Lines that hold the word "text" should be located and copied.

▶ _Task input_:
##########
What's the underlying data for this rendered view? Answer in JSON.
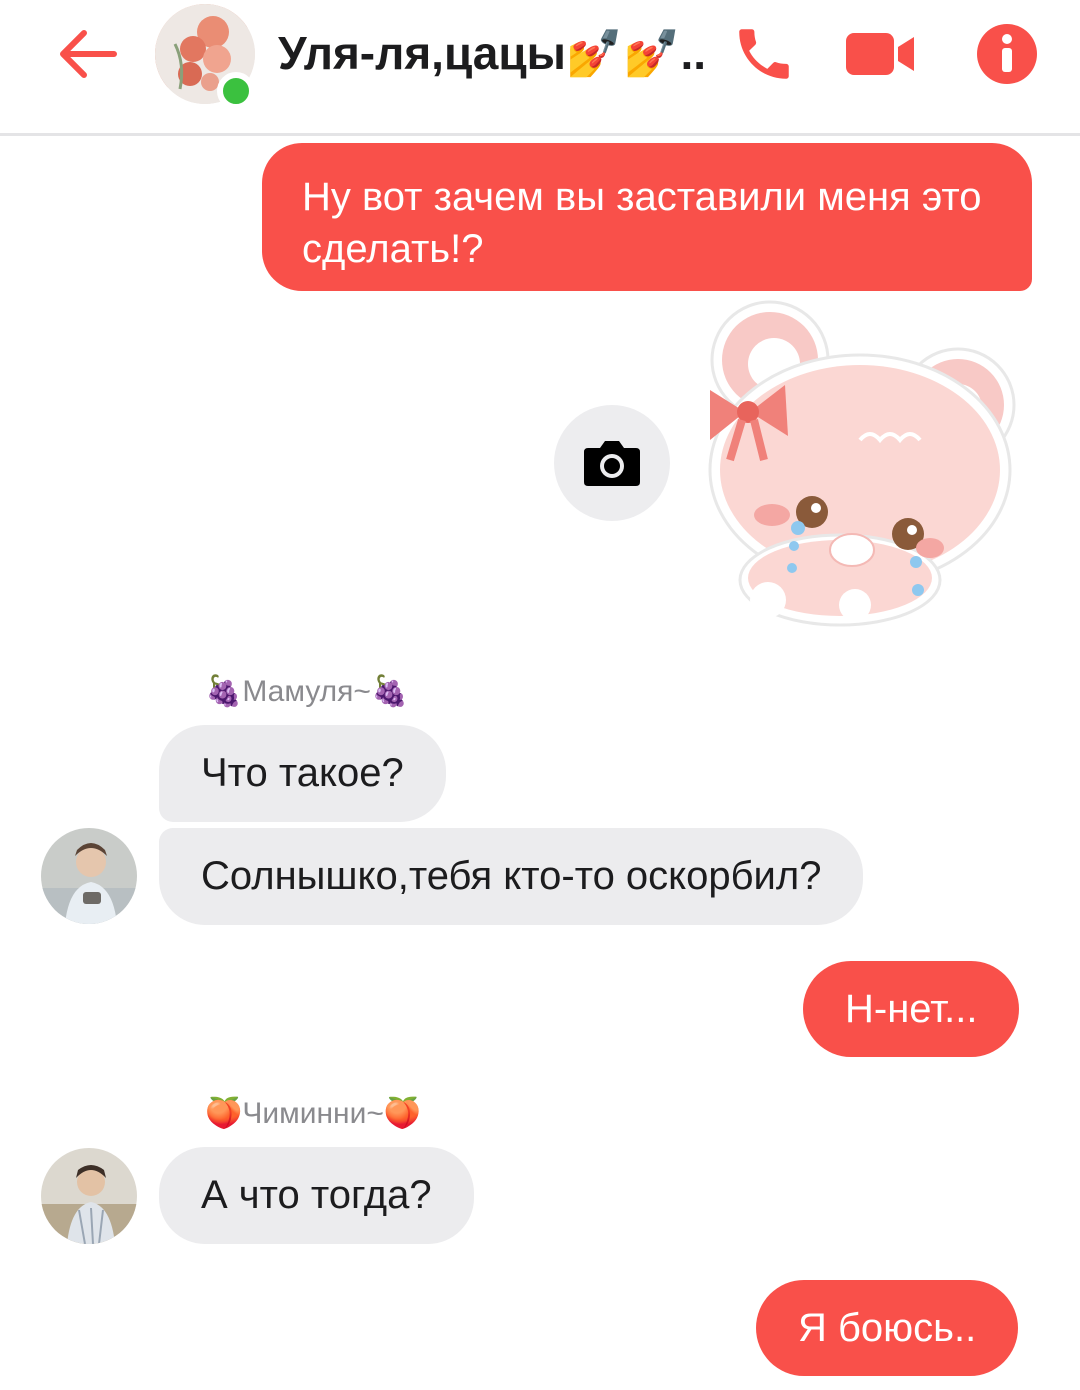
{
  "header": {
    "title": "Уля-ля,цацы💅💅...",
    "back_icon": "arrow-left-icon",
    "call_icon": "phone-icon",
    "video_icon": "video-camera-icon",
    "info_icon": "info-icon",
    "accent_color": "#f9504a",
    "online_color": "#3bc13f"
  },
  "messages": [
    {
      "direction": "out",
      "text": "Ну вот зачем вы заставили меня это сделать!?"
    },
    {
      "direction": "out",
      "type": "sticker",
      "sticker": "crying-pink-bear-sticker"
    },
    {
      "direction": "in",
      "sender": "🍇Мамуля~🍇",
      "text": "Что такое?"
    },
    {
      "direction": "in",
      "text": "Солнышко,тебя кто-то оскорбил?"
    },
    {
      "direction": "out",
      "text": "Н-нет..."
    },
    {
      "direction": "in",
      "sender": "🍑Чиминни~🍑",
      "text": "А что тогда?"
    },
    {
      "direction": "out",
      "text": "Я боюсь.."
    }
  ],
  "camera_button_icon": "camera-icon"
}
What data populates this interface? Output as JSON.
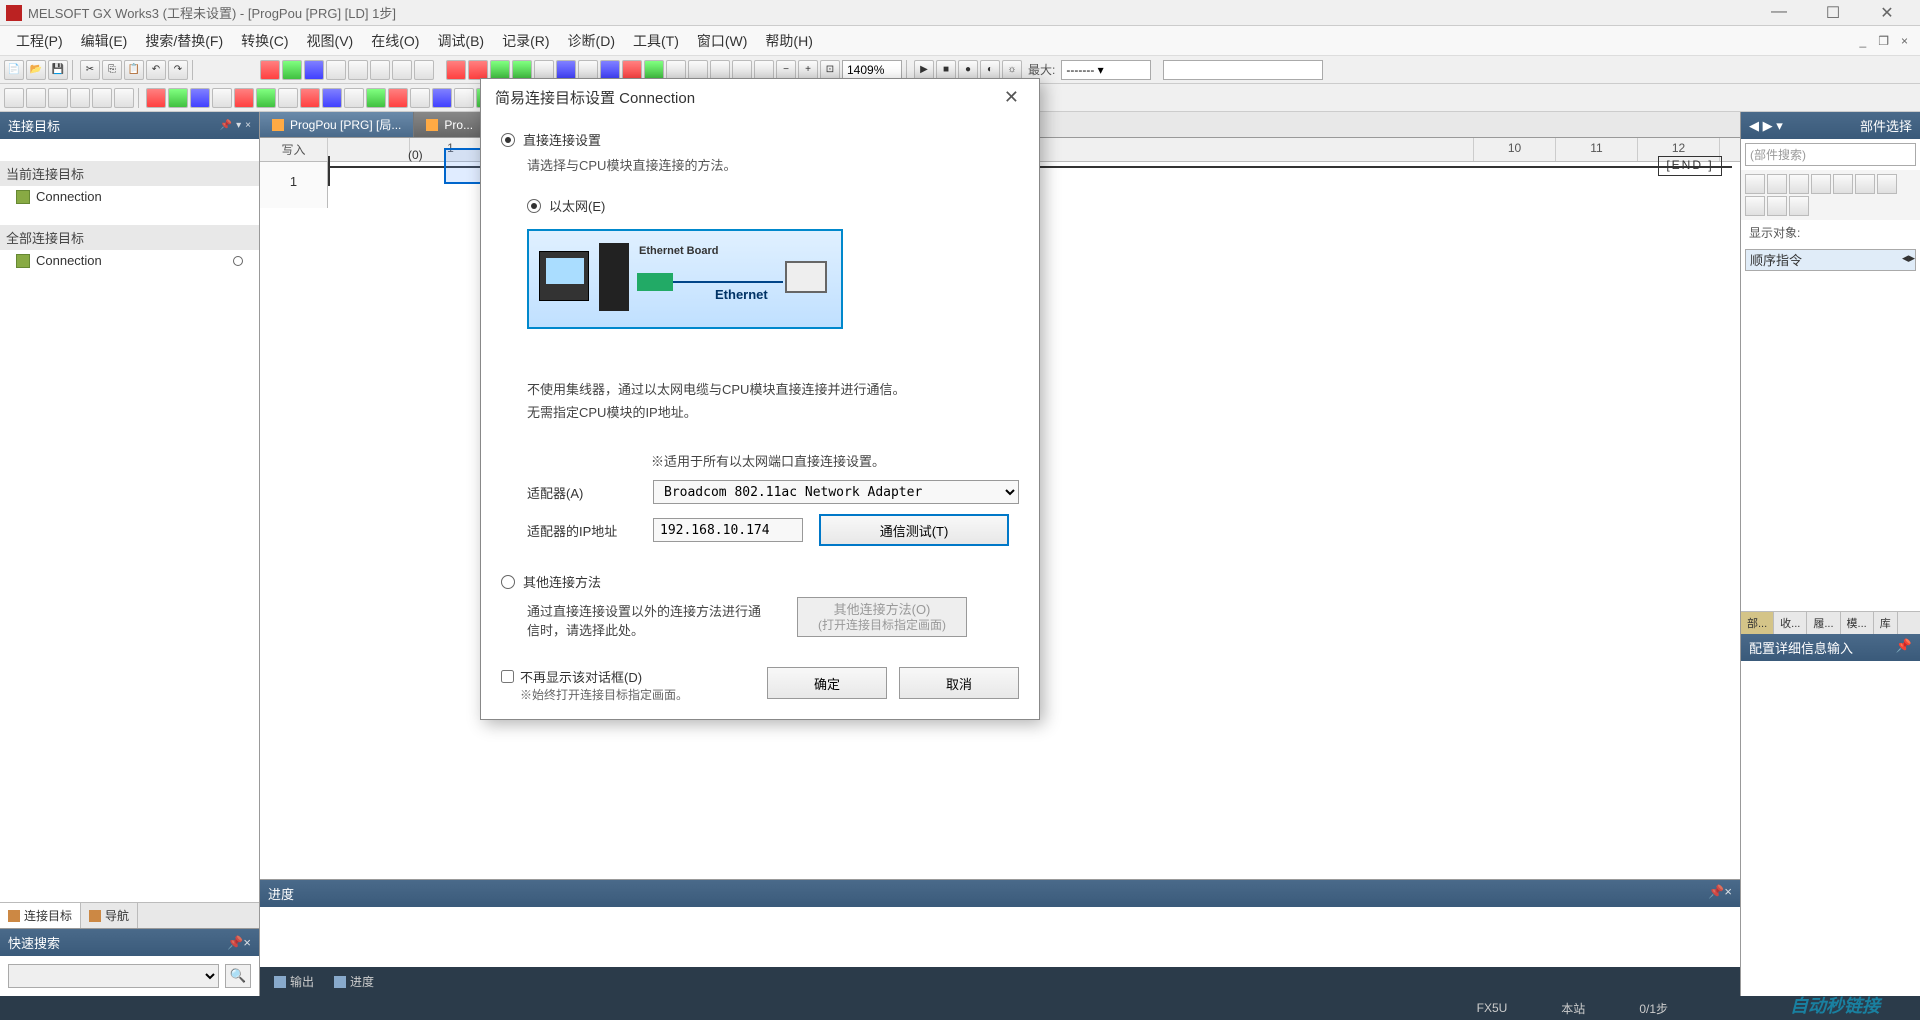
{
  "titlebar": {
    "app_name": "MELSOFT GX Works3",
    "project_state": "(工程未设置)",
    "doc": "[ProgPou [PRG] [LD] 1步]"
  },
  "menus": [
    "工程(P)",
    "编辑(E)",
    "搜索/替换(F)",
    "转换(C)",
    "视图(V)",
    "在线(O)",
    "调试(B)",
    "记录(R)",
    "诊断(D)",
    "工具(T)",
    "窗口(W)",
    "帮助(H)"
  ],
  "toolbar": {
    "zoom": "1409%",
    "max_label": "最大:",
    "max_value": "------- ▾"
  },
  "left": {
    "title": "连接目标",
    "section_current": "当前连接目标",
    "section_all": "全部连接目标",
    "item_connection": "Connection",
    "tab_connection": "连接目标",
    "tab_nav": "导航"
  },
  "quick_search": {
    "title": "快速搜索"
  },
  "doc_tabs": {
    "tab1": "ProgPou [PRG] [局...",
    "tab2": "Pro..."
  },
  "ladder": {
    "write_label": "写入",
    "columns": [
      "1",
      "10",
      "11",
      "12"
    ],
    "row": "1",
    "step": "(0)",
    "end": "[END   ]"
  },
  "right": {
    "title": "部件选择",
    "search_placeholder": "(部件搜索)",
    "display_label": "显示对象:",
    "display_value": "顺序指令",
    "tabs": [
      "部...",
      "收...",
      "履...",
      "模...",
      "库"
    ],
    "detail_title": "配置详细信息输入"
  },
  "progress": {
    "title": "进度",
    "output_tab": "输出",
    "progress_tab": "进度"
  },
  "statusbar": {
    "cpu": "FX5U",
    "station": "本站",
    "steps": "0/1步",
    "watermark": "自动秒链接"
  },
  "dialog": {
    "title": "简易连接目标设置 Connection",
    "radio_direct": "直接连接设置",
    "hint_direct": "请选择与CPU模块直接连接的方法。",
    "radio_ethernet": "以太网(E)",
    "diagram": {
      "board": "Ethernet Board",
      "eth": "Ethernet"
    },
    "desc1": "不使用集线器，通过以太网电缆与CPU模块直接连接并进行通信。",
    "desc2": "无需指定CPU模块的IP地址。",
    "applies": "※适用于所有以太网端口直接连接设置。",
    "adapter_label": "适配器(A)",
    "adapter_value": "Broadcom 802.11ac Network Adapter",
    "ip_label": "适配器的IP地址",
    "ip_value": "192.168.10.174",
    "btn_test": "通信测试(T)",
    "radio_other": "其他连接方法",
    "other_desc": "通过直接连接设置以外的连接方法进行通信时，请选择此处。",
    "btn_other": "其他连接方法(O)",
    "btn_other_sub": "(打开连接目标指定画面)",
    "check_noshow": "不再显示该对话框(D)",
    "check_sub": "※始终打开连接目标指定画面。",
    "btn_ok": "确定",
    "btn_cancel": "取消"
  }
}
##########
▶ _Complete response_:
      "text": "Ну вот зачем вы заставили меня это сделать!?"
      "text": "Что такое?"
      "text": "Солнышко,тебя кто-то оскорбил?"
      "text": "Н-нет..."
      "text": "А что тогда?"
      "text": "Я боюсь.."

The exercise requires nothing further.